Directions: Gather all lines from the material that contain the word "slower".
::: Exercise inputs
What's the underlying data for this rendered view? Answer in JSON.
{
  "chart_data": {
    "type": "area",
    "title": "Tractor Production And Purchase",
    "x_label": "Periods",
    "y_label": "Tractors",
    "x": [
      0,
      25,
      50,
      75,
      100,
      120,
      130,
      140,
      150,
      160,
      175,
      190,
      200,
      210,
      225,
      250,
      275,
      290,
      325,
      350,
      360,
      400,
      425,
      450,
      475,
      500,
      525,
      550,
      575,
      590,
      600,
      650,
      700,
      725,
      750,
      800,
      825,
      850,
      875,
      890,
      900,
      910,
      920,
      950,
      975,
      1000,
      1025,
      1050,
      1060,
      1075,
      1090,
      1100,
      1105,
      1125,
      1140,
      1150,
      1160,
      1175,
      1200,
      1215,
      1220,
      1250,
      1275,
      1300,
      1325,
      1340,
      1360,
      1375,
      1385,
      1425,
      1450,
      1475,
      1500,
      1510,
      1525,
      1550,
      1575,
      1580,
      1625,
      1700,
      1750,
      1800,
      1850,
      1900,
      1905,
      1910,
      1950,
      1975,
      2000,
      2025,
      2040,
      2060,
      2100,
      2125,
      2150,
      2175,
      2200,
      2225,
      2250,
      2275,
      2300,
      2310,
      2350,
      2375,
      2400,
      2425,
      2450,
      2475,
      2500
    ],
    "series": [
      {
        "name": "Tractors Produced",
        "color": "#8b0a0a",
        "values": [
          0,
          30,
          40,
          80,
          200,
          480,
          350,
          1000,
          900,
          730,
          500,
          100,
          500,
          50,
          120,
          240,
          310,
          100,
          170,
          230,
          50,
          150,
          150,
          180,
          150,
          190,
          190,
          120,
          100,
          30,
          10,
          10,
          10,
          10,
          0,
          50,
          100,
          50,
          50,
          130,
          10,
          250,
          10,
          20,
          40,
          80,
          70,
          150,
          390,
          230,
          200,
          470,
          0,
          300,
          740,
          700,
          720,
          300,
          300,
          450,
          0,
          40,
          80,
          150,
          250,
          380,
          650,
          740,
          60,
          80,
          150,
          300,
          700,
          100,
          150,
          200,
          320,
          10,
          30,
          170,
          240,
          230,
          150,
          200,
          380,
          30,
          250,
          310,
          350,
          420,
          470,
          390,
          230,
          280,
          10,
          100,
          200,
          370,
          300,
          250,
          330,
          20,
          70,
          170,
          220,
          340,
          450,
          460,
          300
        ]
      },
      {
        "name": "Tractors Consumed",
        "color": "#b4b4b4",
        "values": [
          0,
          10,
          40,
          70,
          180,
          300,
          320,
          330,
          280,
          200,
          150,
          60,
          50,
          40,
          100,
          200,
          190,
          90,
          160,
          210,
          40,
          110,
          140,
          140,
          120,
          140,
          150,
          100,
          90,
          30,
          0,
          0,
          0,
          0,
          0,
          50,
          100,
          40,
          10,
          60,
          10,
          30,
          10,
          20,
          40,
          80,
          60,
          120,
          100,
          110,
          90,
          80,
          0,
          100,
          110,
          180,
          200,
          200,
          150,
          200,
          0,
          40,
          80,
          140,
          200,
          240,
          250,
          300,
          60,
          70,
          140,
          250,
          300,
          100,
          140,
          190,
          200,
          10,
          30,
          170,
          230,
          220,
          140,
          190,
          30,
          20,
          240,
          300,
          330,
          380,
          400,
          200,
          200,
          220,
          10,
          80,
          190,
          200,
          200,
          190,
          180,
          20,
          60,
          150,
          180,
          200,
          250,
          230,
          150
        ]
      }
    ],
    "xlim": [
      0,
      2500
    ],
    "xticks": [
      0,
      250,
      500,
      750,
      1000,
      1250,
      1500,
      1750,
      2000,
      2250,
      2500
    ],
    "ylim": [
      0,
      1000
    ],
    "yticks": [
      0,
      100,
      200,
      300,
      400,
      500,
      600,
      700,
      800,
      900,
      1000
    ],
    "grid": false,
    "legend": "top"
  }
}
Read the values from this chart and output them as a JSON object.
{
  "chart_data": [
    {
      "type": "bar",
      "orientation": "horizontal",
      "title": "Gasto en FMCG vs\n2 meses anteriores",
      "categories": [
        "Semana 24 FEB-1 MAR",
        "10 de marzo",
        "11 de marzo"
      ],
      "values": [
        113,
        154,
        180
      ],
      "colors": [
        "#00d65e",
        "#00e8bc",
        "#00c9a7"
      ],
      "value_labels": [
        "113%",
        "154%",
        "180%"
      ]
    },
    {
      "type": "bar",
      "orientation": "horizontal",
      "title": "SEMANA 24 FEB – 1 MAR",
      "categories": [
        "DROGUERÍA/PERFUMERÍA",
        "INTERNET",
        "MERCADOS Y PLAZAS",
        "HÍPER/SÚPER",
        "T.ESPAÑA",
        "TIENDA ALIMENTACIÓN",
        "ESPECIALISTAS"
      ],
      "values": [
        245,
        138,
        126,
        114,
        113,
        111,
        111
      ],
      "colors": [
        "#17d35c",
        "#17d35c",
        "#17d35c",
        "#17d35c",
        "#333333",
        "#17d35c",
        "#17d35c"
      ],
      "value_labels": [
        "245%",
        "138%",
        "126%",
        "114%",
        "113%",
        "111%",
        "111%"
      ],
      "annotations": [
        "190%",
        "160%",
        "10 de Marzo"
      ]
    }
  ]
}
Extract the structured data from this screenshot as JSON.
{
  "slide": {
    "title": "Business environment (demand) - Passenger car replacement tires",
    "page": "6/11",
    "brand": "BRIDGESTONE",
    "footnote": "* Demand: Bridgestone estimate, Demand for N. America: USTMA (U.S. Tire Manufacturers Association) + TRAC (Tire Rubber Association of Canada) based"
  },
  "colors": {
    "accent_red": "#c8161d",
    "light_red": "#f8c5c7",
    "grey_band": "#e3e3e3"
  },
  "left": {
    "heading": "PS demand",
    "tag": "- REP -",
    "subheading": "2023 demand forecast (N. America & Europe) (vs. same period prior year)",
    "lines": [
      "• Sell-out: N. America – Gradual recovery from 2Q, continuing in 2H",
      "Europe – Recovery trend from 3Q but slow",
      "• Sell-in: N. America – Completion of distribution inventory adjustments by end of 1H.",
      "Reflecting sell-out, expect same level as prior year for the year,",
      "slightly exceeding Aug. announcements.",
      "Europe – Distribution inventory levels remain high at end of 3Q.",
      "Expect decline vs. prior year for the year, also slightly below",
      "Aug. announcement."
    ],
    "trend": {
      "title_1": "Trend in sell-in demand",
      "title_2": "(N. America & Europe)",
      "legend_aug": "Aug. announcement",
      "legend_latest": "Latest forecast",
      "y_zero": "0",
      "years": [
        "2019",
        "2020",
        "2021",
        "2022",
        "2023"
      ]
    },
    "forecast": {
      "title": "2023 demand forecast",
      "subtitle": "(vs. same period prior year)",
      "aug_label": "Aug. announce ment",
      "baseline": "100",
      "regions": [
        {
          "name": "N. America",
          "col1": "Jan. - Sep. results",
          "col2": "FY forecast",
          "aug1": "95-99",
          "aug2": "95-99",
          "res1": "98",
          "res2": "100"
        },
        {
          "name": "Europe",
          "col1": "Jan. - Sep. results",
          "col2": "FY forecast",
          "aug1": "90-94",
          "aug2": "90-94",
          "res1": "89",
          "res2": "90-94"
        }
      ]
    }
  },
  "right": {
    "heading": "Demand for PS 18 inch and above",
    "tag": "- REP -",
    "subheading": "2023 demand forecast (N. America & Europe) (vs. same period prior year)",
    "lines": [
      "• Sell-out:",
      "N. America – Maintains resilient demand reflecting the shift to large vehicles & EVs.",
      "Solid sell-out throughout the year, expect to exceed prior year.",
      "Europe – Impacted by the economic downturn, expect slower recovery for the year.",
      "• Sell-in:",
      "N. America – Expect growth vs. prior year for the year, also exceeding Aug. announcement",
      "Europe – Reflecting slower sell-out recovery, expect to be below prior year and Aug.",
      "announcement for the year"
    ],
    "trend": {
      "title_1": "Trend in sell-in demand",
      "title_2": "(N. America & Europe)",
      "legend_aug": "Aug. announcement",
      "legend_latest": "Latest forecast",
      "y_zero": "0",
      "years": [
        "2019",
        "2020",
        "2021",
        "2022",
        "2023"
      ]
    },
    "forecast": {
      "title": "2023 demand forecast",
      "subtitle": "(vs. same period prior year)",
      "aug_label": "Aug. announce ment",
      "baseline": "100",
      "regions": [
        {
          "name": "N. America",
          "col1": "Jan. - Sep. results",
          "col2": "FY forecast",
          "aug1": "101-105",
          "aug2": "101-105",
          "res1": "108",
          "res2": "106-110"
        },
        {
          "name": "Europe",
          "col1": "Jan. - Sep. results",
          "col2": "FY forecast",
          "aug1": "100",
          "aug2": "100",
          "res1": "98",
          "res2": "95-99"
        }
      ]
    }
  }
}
::::::
Output:
      "Europe – Impacted by the economic downturn, expect slower recovery for the year.",
      "Europe – Reflecting slower sell-out recovery, expect to be below prior year and Aug.",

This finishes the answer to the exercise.